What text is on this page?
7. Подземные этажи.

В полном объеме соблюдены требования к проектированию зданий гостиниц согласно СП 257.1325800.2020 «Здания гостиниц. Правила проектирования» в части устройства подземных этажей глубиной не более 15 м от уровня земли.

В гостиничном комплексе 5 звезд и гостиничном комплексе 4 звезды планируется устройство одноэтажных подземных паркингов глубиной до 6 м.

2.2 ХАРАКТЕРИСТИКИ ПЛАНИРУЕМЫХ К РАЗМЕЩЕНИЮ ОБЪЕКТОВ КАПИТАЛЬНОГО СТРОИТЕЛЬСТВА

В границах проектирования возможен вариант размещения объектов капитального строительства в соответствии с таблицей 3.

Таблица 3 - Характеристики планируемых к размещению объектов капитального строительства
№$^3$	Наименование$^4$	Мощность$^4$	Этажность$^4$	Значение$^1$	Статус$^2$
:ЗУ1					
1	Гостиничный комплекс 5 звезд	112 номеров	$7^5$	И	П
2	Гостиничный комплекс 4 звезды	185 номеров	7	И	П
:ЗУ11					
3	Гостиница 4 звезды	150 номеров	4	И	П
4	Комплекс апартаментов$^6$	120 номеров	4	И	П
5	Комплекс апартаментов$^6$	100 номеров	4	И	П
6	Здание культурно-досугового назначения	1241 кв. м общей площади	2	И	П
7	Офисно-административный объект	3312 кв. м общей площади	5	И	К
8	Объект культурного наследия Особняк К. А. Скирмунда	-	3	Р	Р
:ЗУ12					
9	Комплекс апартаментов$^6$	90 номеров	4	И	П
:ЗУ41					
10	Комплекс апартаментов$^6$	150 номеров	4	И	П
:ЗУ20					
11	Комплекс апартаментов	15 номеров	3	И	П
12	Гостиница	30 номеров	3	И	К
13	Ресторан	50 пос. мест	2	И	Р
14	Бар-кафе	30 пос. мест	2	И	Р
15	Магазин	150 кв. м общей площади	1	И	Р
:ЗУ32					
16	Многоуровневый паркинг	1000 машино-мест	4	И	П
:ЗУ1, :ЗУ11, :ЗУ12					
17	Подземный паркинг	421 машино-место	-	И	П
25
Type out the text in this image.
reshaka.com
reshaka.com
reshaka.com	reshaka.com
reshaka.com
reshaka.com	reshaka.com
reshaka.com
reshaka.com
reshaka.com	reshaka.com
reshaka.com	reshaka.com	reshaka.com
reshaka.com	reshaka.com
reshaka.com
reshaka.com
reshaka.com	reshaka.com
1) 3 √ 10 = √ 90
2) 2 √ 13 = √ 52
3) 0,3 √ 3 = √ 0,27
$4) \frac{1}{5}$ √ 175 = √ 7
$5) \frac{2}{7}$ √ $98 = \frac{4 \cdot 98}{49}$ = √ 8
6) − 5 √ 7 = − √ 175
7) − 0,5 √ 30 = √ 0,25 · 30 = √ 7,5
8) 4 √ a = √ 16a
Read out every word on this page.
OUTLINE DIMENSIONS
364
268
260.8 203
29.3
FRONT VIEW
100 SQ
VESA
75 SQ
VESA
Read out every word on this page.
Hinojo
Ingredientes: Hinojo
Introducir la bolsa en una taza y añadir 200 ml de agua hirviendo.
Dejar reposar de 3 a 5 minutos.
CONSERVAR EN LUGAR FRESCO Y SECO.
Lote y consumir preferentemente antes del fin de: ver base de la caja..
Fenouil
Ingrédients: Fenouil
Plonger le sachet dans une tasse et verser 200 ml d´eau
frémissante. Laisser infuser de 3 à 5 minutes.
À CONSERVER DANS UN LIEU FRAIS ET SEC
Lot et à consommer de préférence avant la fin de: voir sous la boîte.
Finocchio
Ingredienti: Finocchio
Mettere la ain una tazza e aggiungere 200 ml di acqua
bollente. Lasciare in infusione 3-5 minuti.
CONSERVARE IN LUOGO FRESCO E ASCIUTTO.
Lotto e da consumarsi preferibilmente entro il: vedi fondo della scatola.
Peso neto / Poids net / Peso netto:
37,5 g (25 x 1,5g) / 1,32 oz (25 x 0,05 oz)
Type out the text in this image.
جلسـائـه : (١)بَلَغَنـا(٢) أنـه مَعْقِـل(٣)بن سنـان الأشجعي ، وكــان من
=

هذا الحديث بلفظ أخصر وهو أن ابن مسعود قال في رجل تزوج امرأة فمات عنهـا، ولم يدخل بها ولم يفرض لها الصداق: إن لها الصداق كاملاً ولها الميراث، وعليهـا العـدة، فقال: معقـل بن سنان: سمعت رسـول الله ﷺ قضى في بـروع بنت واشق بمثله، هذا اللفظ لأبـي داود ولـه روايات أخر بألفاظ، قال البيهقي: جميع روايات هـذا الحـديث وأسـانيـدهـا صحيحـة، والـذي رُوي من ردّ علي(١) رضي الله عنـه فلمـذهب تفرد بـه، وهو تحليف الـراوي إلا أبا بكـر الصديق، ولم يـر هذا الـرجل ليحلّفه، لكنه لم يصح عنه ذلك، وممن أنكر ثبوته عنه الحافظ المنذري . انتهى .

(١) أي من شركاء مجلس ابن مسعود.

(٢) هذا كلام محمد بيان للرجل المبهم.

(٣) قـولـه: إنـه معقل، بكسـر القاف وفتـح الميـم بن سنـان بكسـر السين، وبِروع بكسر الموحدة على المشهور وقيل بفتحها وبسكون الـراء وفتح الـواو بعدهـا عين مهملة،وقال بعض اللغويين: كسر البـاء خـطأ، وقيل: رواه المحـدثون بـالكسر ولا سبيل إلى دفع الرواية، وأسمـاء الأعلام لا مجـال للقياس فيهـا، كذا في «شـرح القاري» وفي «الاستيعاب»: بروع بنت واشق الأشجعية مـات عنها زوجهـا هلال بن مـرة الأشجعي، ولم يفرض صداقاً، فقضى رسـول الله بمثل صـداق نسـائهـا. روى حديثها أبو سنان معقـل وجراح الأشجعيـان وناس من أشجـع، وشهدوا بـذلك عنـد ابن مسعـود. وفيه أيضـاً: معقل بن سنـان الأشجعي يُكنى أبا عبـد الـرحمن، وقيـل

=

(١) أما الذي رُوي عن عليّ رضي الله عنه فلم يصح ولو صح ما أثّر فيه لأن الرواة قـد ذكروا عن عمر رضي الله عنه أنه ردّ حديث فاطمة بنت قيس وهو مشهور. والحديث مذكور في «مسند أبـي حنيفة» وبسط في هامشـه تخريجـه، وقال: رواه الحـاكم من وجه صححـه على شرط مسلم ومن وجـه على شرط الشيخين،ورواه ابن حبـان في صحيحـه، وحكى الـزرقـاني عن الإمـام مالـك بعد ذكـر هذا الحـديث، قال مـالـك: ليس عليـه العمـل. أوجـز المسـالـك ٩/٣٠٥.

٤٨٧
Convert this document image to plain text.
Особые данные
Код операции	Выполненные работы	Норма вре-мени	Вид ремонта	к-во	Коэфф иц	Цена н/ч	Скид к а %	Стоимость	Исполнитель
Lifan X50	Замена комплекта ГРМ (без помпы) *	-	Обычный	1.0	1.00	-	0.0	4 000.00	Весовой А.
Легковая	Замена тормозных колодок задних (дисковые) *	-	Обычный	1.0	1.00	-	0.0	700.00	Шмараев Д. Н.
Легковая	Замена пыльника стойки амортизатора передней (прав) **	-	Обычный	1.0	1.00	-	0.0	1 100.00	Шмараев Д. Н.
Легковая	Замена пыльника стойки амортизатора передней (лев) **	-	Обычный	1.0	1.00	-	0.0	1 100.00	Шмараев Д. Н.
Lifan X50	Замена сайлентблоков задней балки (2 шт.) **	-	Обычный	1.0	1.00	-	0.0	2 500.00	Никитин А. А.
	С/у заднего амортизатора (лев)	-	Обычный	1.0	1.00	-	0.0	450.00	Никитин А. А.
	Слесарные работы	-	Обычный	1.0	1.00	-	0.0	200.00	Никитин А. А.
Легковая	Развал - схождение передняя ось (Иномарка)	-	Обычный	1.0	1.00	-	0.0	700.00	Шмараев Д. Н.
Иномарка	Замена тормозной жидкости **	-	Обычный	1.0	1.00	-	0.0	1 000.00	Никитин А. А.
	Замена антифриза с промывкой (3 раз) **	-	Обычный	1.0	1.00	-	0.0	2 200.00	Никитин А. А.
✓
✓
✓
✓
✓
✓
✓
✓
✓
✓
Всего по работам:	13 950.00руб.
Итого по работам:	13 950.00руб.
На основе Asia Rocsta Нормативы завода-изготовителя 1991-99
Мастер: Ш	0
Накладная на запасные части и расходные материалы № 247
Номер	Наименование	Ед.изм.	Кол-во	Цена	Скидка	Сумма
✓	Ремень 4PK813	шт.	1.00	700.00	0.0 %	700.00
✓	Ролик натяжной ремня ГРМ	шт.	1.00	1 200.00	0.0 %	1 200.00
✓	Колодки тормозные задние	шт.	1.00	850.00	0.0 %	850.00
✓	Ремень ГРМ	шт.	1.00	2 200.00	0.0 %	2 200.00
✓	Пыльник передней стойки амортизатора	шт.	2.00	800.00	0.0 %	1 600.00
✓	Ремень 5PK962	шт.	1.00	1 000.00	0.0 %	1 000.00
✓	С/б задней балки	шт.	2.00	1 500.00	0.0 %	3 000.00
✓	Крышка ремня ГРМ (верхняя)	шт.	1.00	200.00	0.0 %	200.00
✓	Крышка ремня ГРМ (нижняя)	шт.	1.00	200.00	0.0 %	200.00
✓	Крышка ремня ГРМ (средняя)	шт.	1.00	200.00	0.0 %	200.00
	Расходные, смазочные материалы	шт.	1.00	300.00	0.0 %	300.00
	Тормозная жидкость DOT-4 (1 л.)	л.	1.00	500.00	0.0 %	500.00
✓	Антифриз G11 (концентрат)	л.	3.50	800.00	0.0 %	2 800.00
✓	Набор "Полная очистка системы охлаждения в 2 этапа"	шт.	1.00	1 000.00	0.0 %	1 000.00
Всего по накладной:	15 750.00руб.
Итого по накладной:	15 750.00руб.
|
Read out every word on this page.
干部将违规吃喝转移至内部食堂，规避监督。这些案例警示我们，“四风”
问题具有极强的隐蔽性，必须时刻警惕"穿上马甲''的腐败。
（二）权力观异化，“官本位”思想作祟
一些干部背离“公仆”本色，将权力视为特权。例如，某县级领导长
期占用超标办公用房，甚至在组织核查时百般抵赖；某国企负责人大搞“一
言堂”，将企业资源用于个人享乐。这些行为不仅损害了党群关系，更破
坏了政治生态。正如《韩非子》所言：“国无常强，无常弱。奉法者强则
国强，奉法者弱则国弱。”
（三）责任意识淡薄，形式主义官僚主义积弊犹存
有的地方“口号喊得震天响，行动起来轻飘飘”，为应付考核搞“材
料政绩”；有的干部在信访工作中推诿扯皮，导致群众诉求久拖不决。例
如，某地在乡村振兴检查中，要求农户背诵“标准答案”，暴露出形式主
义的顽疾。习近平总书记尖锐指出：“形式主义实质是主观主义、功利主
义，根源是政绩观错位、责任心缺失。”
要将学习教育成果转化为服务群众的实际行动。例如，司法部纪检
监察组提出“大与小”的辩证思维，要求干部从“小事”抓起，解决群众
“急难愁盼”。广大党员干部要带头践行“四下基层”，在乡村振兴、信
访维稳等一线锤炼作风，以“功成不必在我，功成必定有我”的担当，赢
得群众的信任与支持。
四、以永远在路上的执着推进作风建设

**Exercise brief**. In the material above, find each line that contains the word "задней", and select it.

**Solution to this problem**.
Lifan X50	Замена сайлентблоков задней балки (2 шт.) **	-	Обычный	1.0	1.00	-	0.0	2 500.00	Никитин А. А.
✓	С/б задней балки	шт.	2.00	1 500.00	0.0 %	3 000.00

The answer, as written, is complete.